Problems to work on
[1] In the smart energy cyber security text, which system was the target of the successful cyber-attack that it mentions?
[2] List every source of inadvertent cyber threats named in the smart energy cyber security text.
[3] From the smart energy cyber security text, output word for word the passage starting at "However, these cyber" and ending at "capabilities, and constraints.".

[Source text start]

Cyber Security and Resilience Guidelines for the Smart Energy Operational Environment

Author: Frances Cleveland, Xanthus Consulting International, USA

While the energy business environment is experiencing these paradigm shifts, the energy industry has accelerated its evolution toward digitization and is becoming increasingly reliant on cyber assets (systems, controllers, intelligent devices) to manage the delivery of electrical energy. These cyber assets are crucial to the safety, efficiency, and reliability of electrical energy.
However, these cyber assets also present serious challenges: businesses must also determine how to cope with the reality of deliberate cyber-attacks, such as the successful cyber-attack against the Ukrainian SCADA system, as well as how to remain resilient to the more mundane but equally critical inadvertent cyber threats arising from personnel mistakes, the complexity of systems, the multitude of new participants in this energy market, equipment failures, and natural disasters. So, energy businesses that used to address only the system engineering process (design, deployment, integration, procedures, and maintenance) must now also include cyber security services and technologies into these engineering processes. As a result, the new systems could be significantly different in configurations, capabilities, and constraints.
In the energy operational environment, there are five critical concepts for cyber security that should be understood as these energy businesses struggle to implement the necessary cyber security policies, procedures, and technologies. These five concepts are captured below and briefly discussed in the following sections.

[Source text end]
[Dataset content start]

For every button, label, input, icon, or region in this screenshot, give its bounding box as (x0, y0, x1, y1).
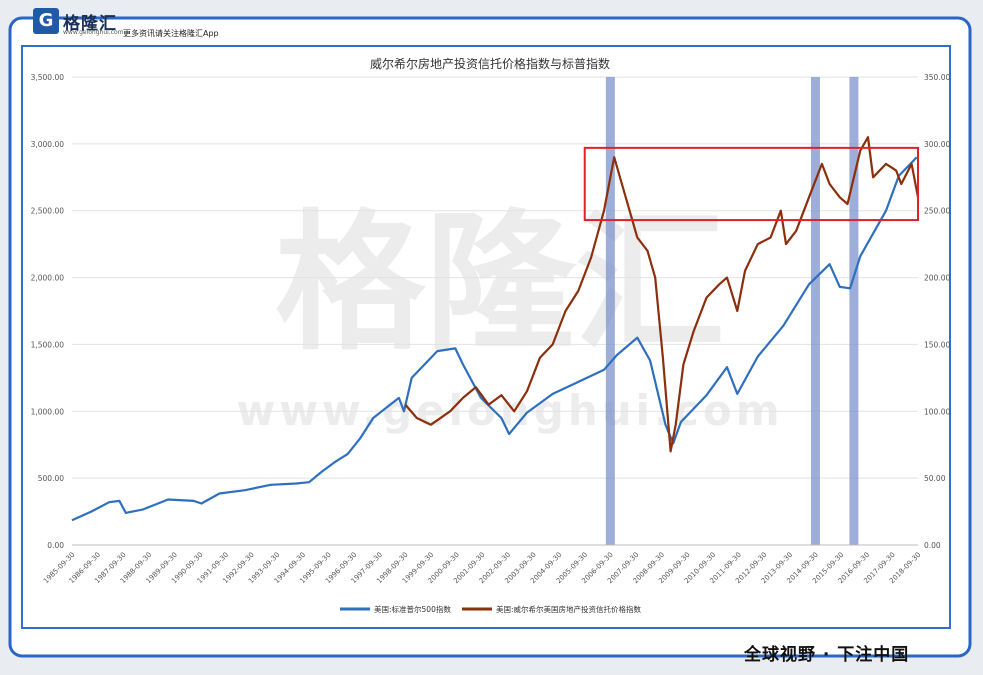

[Dataset content end]

Exercise answers
[1] The Ukrainian SCADA system.

[2]
- Personnel mistakes
- The complexity of systems
- The multitude of new participants in this energy market
- Equipment failures
- Natural disasters

[3]
However, these cyber assets also present serious challenges: businesses must also determine how to cope with the reality of deliberate cyber-attacks, such as the successful cyber-attack against the Ukrainian SCADA system, as well as how to remain resilient to the more mundane but equally critical inadvertent cyber threats arising from personnel mistakes, the complexity of systems, the multitude of new participants in this energy market, equipment failures, and natural disasters. So, energy businesses that used to address only the system engineering process (design, deployment, integration, procedures, and maintenance) must now also include cyber security services and technologies into these engineering processes. As a result, the new systems could be significantly different in configurations, capabilities, and constraints.